● What needs to be done: Return each line holding the string "xlabel".

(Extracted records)

= = = = = = =

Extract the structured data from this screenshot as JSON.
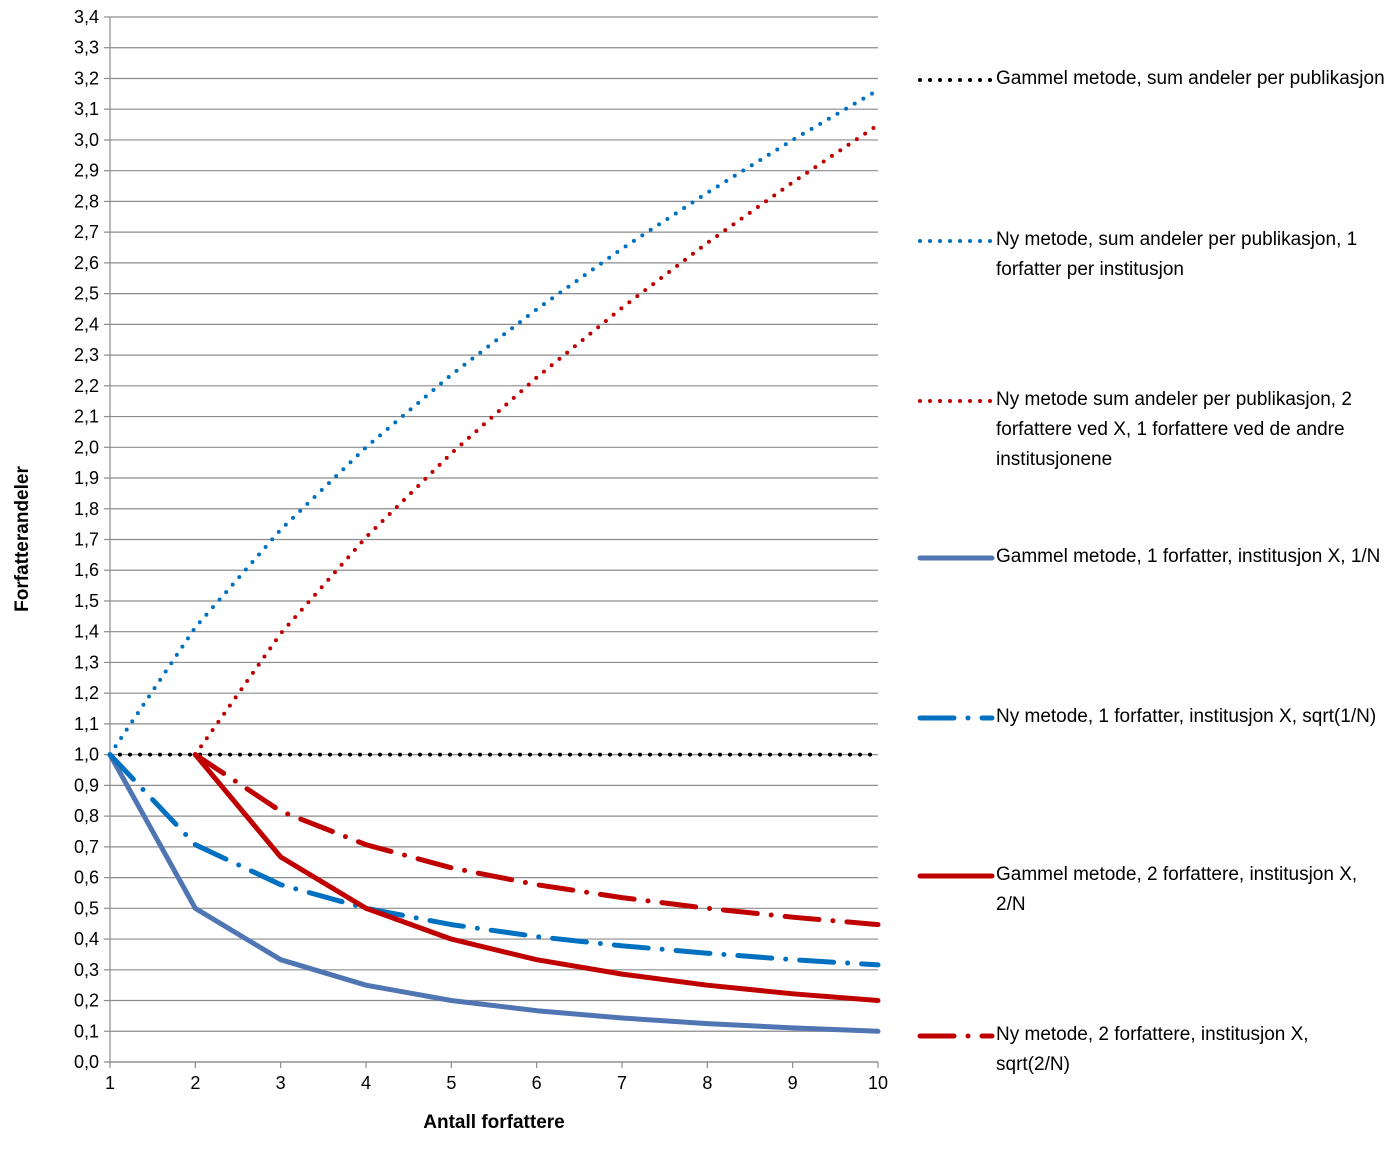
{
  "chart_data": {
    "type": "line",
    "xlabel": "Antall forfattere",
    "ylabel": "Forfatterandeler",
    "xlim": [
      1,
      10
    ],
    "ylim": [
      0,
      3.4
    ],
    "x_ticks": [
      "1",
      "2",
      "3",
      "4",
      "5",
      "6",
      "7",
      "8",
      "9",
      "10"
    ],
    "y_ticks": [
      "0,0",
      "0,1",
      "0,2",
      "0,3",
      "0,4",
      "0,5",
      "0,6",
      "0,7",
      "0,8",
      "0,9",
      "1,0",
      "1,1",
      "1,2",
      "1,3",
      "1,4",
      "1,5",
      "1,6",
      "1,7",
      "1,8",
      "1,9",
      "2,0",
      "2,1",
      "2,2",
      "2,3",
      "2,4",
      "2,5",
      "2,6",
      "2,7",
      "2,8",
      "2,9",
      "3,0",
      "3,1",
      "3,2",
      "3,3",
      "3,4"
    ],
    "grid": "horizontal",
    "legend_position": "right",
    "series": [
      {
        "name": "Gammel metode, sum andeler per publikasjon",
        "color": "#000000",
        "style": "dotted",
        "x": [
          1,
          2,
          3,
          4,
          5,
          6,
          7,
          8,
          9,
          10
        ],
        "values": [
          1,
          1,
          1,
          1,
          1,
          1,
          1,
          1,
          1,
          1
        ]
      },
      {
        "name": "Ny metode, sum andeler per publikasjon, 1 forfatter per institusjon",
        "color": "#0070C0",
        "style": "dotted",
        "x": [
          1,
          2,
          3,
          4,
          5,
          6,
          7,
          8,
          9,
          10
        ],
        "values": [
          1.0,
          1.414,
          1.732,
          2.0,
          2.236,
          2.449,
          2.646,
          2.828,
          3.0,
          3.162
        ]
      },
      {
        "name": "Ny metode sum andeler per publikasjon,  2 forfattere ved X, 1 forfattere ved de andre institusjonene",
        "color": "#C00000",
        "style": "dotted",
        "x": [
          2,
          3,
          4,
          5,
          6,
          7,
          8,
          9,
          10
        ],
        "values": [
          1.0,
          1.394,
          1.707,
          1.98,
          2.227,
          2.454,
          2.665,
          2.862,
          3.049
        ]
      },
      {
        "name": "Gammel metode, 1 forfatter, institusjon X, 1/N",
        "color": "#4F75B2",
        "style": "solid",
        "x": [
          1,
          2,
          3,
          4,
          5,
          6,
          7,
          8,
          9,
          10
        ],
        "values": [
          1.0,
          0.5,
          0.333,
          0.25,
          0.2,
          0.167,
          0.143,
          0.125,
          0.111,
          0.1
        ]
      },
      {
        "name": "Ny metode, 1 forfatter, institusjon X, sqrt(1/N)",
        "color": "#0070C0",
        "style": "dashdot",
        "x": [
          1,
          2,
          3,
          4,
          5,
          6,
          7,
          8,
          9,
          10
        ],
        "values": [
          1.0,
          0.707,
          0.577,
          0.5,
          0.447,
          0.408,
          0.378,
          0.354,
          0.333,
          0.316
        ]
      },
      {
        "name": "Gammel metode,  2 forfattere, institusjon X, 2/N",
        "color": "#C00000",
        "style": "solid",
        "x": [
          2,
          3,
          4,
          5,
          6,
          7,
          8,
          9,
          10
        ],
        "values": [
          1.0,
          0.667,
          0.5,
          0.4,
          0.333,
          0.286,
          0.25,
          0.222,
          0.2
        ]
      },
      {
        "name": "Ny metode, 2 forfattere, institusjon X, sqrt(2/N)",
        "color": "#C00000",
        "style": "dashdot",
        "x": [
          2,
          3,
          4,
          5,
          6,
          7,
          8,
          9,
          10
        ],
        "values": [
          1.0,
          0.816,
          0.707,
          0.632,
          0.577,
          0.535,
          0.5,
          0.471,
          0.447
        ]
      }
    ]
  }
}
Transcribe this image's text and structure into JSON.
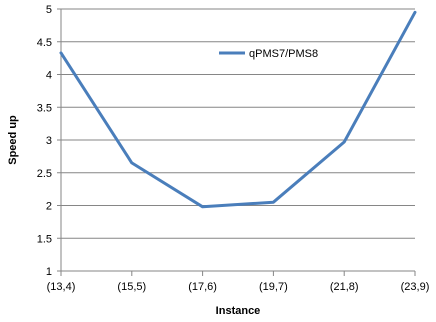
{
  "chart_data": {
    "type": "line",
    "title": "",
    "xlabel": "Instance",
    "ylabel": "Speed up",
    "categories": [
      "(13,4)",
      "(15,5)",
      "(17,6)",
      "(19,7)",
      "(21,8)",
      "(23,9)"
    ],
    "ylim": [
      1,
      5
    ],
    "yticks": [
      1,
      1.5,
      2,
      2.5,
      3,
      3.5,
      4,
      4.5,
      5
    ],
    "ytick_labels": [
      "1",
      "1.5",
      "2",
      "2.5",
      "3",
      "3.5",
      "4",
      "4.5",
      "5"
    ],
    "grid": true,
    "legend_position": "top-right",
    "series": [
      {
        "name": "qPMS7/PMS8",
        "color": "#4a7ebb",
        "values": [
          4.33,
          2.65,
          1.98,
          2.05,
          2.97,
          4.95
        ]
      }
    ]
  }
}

= = = = = = =

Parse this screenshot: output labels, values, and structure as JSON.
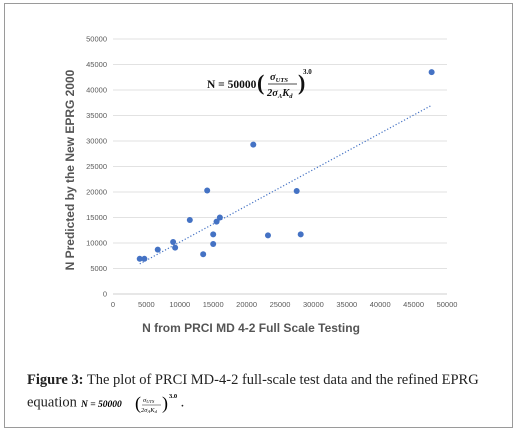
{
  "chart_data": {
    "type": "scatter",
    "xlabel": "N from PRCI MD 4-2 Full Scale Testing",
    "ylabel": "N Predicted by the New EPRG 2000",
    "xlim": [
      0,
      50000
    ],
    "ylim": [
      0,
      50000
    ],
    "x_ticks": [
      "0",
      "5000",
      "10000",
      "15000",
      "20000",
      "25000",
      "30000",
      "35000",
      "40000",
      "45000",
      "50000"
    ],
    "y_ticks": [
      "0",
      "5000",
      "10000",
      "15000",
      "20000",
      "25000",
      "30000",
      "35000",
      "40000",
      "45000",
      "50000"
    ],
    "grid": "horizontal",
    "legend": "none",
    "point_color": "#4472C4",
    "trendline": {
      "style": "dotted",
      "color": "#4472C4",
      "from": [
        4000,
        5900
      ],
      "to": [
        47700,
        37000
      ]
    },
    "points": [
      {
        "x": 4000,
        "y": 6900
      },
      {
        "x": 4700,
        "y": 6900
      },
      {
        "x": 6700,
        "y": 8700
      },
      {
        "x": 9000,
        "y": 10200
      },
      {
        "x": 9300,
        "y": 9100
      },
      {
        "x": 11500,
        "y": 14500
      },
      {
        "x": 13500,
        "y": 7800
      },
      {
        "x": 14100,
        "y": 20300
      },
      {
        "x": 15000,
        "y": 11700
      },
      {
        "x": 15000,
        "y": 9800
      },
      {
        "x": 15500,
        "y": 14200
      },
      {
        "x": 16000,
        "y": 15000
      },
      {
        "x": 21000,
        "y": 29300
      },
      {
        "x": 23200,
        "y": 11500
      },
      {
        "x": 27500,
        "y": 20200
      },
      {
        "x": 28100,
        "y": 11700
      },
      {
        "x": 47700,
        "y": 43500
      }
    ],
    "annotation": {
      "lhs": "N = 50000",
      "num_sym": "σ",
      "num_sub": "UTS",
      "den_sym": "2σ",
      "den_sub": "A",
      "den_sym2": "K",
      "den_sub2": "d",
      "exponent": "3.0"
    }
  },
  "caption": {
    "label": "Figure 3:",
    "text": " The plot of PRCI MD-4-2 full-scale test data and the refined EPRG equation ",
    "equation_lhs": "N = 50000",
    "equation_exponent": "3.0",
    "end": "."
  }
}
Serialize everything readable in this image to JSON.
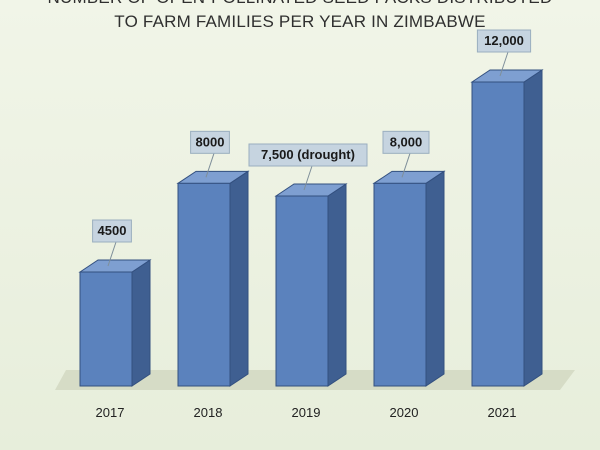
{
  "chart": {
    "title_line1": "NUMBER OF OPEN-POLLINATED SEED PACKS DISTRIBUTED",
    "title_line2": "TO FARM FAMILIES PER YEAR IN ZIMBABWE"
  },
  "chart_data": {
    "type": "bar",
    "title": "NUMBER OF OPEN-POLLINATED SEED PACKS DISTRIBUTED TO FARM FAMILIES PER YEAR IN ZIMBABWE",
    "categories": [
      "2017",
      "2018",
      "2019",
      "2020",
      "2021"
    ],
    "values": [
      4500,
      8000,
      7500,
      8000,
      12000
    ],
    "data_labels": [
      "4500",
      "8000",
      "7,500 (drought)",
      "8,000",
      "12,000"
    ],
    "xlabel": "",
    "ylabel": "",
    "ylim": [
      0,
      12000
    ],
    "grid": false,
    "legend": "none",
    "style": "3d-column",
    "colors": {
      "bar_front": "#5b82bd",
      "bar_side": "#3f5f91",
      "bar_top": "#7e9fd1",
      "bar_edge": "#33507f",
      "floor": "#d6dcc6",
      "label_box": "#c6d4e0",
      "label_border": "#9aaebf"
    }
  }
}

= = = = = = =

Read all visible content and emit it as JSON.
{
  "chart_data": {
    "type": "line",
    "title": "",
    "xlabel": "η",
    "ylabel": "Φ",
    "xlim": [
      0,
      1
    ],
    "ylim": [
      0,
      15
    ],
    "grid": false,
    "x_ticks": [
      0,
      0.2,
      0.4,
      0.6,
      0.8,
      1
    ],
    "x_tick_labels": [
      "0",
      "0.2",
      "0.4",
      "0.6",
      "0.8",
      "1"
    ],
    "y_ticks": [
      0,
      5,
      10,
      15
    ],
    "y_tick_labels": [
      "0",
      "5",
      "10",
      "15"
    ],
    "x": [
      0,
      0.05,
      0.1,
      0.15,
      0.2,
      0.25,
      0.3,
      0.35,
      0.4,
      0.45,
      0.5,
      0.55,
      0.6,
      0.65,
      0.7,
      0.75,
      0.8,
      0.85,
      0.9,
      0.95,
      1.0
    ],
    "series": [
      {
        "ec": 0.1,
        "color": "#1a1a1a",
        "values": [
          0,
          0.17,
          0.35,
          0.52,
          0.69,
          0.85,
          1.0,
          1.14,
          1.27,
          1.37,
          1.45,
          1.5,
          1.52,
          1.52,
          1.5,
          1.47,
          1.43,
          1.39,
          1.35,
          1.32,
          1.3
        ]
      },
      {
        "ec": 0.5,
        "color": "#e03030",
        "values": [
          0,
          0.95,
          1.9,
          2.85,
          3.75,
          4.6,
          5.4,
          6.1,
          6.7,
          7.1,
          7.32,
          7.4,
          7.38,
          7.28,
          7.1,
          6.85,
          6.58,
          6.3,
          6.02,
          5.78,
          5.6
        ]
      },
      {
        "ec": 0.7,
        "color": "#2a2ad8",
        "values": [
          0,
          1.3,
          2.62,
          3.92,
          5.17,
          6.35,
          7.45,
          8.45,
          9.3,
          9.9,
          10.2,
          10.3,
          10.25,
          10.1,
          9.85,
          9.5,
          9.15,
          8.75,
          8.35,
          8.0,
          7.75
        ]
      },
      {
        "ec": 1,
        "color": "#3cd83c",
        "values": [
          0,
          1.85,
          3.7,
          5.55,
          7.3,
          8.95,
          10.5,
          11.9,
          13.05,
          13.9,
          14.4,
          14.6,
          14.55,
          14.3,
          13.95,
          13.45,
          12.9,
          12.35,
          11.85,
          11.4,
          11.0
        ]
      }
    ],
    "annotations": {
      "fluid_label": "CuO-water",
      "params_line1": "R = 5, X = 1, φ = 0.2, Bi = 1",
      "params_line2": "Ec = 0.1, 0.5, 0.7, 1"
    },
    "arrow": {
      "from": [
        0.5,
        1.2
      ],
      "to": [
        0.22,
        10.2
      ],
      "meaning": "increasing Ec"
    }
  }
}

= = = = = = =

● Solution to this exercise:
    "xlabel": "Antall forfattere",
    "xlabel": "Instance",
    "xlabel": "N from PRCI MD 4-2 Full Scale Testing",
    "xlabel": "",
    "xlabel": "η",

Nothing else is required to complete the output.